# Problem to work on
Which lines in the entries below contain the string "Bereichen"? Show each of them in full.

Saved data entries
──────────
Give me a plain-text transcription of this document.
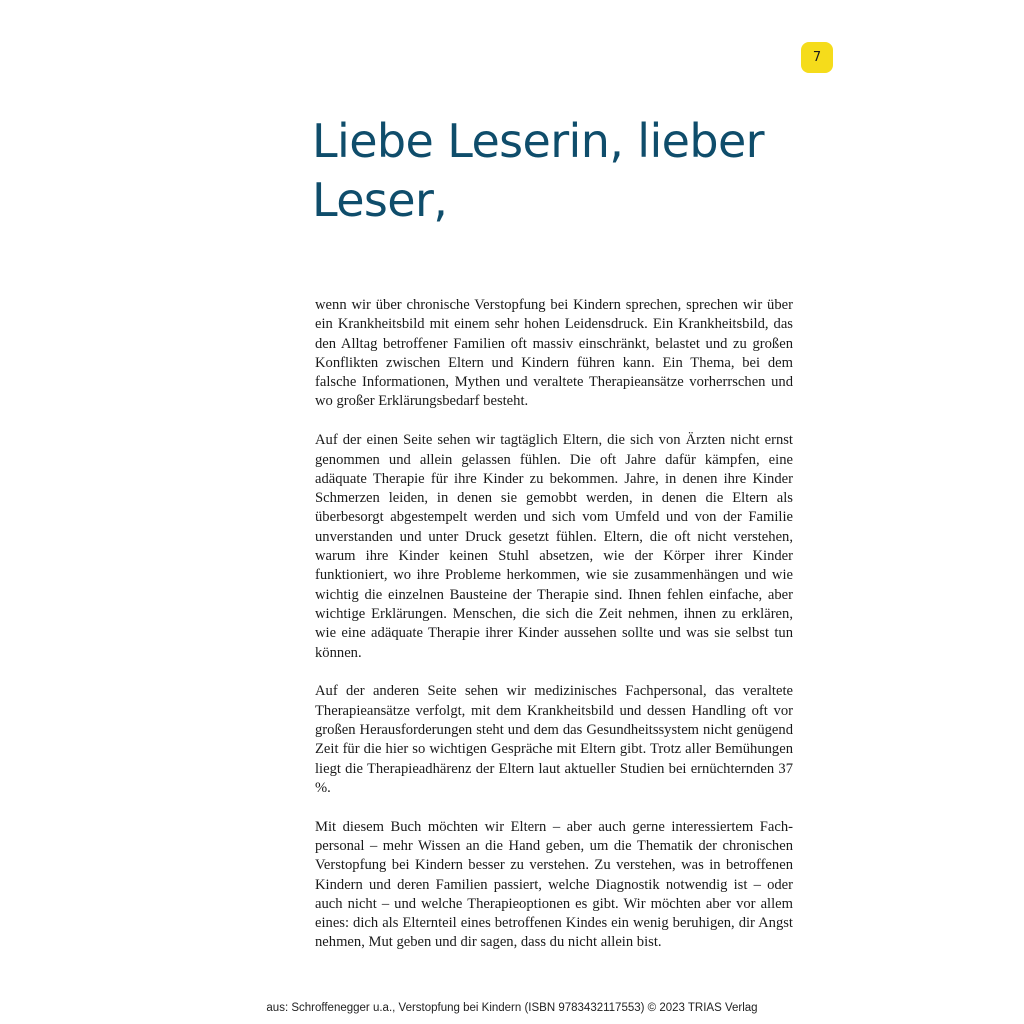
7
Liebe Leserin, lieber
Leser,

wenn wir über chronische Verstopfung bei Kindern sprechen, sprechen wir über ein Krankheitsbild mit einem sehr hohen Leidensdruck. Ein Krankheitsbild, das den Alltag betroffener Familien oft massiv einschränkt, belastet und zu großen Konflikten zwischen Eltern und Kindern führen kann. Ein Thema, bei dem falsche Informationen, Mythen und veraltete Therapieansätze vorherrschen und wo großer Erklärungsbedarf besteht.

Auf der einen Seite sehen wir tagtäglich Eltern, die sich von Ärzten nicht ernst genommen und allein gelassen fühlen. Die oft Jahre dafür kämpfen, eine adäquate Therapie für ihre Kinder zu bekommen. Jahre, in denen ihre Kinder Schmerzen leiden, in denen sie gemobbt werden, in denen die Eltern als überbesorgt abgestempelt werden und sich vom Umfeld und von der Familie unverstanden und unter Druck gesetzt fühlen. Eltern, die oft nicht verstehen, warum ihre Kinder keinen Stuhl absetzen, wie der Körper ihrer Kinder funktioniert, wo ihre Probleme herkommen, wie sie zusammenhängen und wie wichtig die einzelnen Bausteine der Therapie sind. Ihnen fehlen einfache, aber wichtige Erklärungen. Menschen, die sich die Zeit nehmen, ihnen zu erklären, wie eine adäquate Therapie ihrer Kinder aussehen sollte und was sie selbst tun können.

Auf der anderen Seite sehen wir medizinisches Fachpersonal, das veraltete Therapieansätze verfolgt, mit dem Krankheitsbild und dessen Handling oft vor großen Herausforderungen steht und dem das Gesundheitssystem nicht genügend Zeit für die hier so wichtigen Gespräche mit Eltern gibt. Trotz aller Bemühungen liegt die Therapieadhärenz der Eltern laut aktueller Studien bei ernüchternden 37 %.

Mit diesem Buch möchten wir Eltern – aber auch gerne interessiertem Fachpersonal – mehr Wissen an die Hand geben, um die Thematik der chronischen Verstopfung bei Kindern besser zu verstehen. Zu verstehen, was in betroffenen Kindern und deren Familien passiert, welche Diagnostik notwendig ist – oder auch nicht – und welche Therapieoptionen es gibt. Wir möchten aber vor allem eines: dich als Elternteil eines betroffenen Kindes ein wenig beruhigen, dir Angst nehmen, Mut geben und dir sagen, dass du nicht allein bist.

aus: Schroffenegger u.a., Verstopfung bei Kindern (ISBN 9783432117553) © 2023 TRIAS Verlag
──────────
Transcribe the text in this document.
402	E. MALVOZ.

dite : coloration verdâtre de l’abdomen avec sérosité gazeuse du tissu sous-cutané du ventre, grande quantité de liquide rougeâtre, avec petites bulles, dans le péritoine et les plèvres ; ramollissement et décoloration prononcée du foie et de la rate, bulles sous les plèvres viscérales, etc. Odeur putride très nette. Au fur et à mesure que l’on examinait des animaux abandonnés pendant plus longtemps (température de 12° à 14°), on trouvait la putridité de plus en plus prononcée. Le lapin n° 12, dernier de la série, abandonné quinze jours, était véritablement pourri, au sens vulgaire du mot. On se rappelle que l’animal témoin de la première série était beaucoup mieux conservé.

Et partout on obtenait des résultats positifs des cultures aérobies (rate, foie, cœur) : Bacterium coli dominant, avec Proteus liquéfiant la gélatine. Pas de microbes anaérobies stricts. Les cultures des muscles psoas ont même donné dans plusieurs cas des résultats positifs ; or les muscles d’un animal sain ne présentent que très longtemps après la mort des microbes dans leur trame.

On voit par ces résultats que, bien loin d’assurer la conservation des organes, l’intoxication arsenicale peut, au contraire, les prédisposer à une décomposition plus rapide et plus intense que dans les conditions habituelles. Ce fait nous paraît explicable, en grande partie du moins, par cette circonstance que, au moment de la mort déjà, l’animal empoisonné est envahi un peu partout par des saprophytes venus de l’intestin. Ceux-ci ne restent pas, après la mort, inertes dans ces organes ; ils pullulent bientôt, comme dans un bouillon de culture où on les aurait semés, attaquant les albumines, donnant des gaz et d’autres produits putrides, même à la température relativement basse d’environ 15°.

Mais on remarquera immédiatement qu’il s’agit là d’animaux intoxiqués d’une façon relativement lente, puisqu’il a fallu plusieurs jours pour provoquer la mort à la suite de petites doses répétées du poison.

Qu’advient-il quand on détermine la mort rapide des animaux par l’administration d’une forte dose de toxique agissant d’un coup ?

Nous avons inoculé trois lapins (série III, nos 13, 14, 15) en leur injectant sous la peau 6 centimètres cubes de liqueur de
──────────
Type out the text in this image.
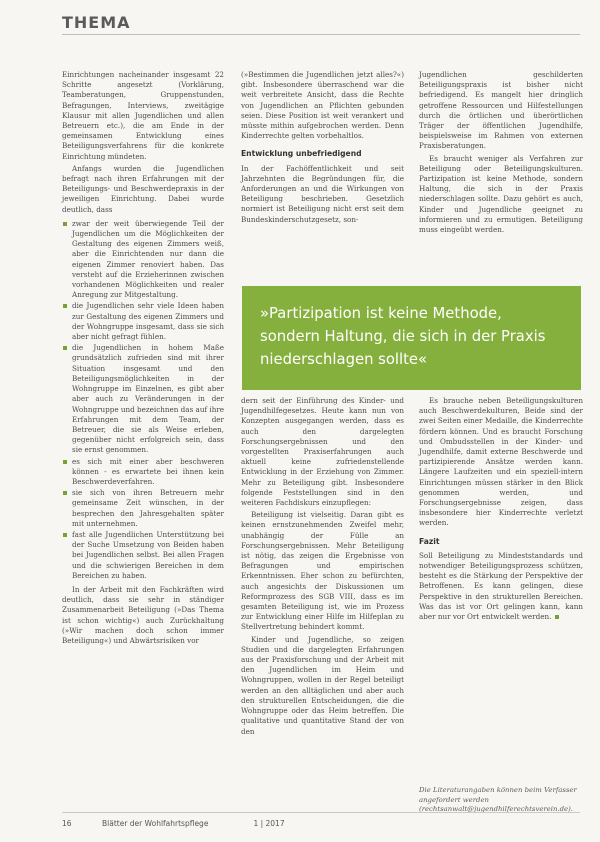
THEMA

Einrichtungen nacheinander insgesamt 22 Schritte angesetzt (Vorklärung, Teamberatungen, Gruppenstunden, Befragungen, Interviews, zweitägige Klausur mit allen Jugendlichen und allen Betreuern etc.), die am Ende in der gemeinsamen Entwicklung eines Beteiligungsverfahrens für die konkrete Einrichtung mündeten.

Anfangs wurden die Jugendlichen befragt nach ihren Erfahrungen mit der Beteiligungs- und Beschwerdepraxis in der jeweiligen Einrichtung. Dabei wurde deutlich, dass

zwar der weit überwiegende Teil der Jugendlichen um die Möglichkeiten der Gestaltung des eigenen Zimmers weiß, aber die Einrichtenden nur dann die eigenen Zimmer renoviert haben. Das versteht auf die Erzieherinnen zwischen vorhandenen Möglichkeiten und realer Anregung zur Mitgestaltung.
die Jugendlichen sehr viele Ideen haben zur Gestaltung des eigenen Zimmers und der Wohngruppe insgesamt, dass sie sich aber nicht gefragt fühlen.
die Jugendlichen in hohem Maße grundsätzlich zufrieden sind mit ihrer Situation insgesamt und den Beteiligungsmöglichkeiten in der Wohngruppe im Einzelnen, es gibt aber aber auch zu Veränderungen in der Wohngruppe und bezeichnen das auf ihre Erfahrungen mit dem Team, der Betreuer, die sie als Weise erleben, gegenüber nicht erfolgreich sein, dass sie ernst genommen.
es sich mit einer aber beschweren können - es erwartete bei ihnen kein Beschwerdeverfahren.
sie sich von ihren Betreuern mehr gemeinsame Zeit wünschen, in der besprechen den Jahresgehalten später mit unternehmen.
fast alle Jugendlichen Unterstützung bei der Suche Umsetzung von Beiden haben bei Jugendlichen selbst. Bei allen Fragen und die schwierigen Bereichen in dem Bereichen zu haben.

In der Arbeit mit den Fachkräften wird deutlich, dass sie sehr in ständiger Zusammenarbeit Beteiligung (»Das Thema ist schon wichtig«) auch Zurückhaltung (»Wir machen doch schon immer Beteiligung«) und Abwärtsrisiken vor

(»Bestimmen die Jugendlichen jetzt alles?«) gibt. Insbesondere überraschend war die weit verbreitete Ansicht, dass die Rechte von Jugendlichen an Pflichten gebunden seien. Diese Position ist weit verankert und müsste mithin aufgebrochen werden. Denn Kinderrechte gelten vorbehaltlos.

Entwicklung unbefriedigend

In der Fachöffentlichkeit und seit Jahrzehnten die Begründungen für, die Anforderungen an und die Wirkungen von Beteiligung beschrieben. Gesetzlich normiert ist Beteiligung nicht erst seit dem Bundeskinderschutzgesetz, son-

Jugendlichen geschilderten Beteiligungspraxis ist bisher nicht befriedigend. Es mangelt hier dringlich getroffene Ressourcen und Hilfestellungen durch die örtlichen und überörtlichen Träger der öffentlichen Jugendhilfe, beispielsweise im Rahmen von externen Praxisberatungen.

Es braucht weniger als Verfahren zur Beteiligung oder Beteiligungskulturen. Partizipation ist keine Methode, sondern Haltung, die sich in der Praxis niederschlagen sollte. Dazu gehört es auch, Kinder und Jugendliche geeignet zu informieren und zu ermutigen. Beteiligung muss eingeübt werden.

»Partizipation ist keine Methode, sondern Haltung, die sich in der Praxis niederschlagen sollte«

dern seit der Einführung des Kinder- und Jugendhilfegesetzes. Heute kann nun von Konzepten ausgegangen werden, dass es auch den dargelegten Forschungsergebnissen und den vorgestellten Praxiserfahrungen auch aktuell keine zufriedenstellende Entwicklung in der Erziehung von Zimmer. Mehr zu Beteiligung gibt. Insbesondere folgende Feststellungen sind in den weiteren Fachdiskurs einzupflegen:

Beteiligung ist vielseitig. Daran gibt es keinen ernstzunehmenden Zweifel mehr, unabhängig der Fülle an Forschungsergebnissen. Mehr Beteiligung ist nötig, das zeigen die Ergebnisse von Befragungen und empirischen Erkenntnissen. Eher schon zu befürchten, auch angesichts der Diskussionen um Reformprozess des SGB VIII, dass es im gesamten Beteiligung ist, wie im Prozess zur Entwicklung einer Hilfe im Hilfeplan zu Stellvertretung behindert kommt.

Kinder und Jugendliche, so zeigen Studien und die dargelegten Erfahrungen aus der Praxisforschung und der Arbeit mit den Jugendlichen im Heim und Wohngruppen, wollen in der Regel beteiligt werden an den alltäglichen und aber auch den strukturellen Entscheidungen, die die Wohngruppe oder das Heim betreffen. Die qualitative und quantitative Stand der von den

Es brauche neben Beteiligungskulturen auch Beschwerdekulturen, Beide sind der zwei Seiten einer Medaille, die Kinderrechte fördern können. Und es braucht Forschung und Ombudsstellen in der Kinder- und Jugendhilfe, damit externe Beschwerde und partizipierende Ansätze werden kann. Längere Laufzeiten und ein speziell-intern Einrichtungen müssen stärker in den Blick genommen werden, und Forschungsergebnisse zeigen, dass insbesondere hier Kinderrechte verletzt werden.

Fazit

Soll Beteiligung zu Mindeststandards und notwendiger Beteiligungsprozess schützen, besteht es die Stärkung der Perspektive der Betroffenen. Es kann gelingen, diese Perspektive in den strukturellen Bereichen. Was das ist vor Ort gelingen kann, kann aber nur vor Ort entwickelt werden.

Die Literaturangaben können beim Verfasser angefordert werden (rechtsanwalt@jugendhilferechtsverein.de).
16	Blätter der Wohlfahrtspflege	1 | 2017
──────────
# Solution for this exercise
fast alle Jugendlichen Unterstützung bei der Suche Umsetzung von Beiden haben bei Jugendlichen selbst. Bei allen Fragen und die schwierigen Bereichen in dem Bereichen zu haben.
Soll Beteiligung zu Mindeststandards und notwendiger Beteiligungsprozess schützen, besteht es die Stärkung der Perspektive der Betroffenen. Es kann gelingen, diese Perspektive in den strukturellen Bereichen. Was das ist vor Ort gelingen kann, kann aber nur vor Ort entwickelt werden.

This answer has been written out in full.